-------- RECORDS

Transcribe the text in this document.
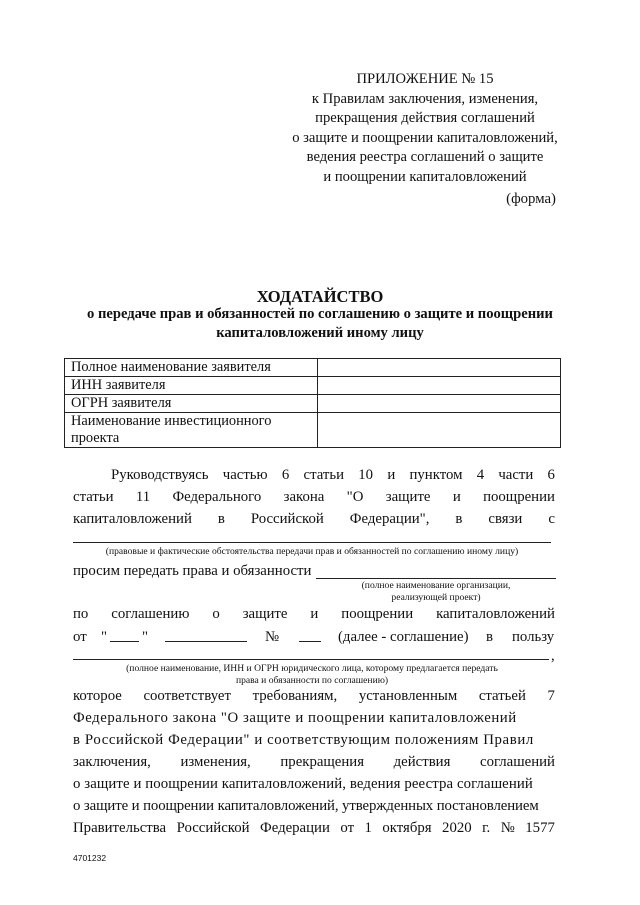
ПРИЛОЖЕНИЕ № 15
к Правилам заключения, изменения,
прекращения действия соглашений
о защите и поощрении капиталовложений,
ведения реестра соглашений о защите
и поощрении капиталовложений
(форма)
ХОДАТАЙСТВО
о передаче прав и обязанностей по соглашению о защите и поощрении
капиталовложений иному лицу
Полное наименование заявителя	
ИНН заявителя	
ОГРН заявителя	
Наименование инвестиционного проекта	
Руководствуясь частью 6 статьи 10 и пунктом 4 части 6
статьи 11 Федерального закона "О защите и поощрении
капиталовложений в Российской Федерации", в связи с
(правовые и фактические обстоятельства передачи прав и обязанностей по соглашению иному лицу)
просим передать права и обязанности
(полное наименование организации,
реализующей проект)
по соглашению о защите и поощрении капиталовложений
от " "	№	(далее - соглашение) в пользу
,
(полное наименование, ИНН и ОГРН юридического лица, которому предлагается передать
права и обязанности по соглашению)
которое соответствует требованиям, установленным статьей 7
Федерального закона "О защите и поощрении капиталовложений
в Российской Федерации" и соответствующим положениям Правил
заключения, изменения, прекращения действия соглашений
о защите и поощрении капиталовложений, ведения реестра соглашений
о защите и поощрении капиталовложений, утвержденных постановлением
Правительства Российской Федерации от 1 октября 2020 г. № 1577
4701232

----------------

• _STATED TASK_: Pictures in the data above should not be copied; transcribe everything else exactly.

• _WRITTEN SOLUTION_:
Transcribe the text in this document.
ПРИЛОЖЕНИЕ № 15
к Правилам заключения, изменения,
прекращения действия соглашений
о защите и поощрении капиталовложений,
ведения реестра соглашений о защите
и поощрении капиталовложений
(форма)
ХОДАТАЙСТВО
о передаче прав и обязанностей по соглашению о защите и поощрении
капиталовложений иному лицу
Полное наименование заявителя	
ИНН заявителя	
ОГРН заявителя	
Наименование инвестиционного проекта	
Руководствуясь частью 6 статьи 10 и пунктом 4 части 6
статьи 11 Федерального закона "О защите и поощрении
капиталовложений в Российской Федерации", в связи с
(правовые и фактические обстоятельства передачи прав и обязанностей по соглашению иному лицу)
просим передать права и обязанности
(полное наименование организации,
реализующей проект)
по соглашению о защите и поощрении капиталовложений
от " "	№	(далее - соглашение) в пользу
,
(полное наименование, ИНН и ОГРН юридического лица, которому предлагается передать
права и обязанности по соглашению)
которое соответствует требованиям, установленным статьей 7
Федерального закона "О защите и поощрении капиталовложений
в Российской Федерации" и соответствующим положениям Правил
заключения, изменения, прекращения действия соглашений
о защите и поощрении капиталовложений, ведения реестра соглашений
о защите и поощрении капиталовложений, утвержденных постановлением
Правительства Российской Федерации от 1 октября 2020 г. № 1577
4701232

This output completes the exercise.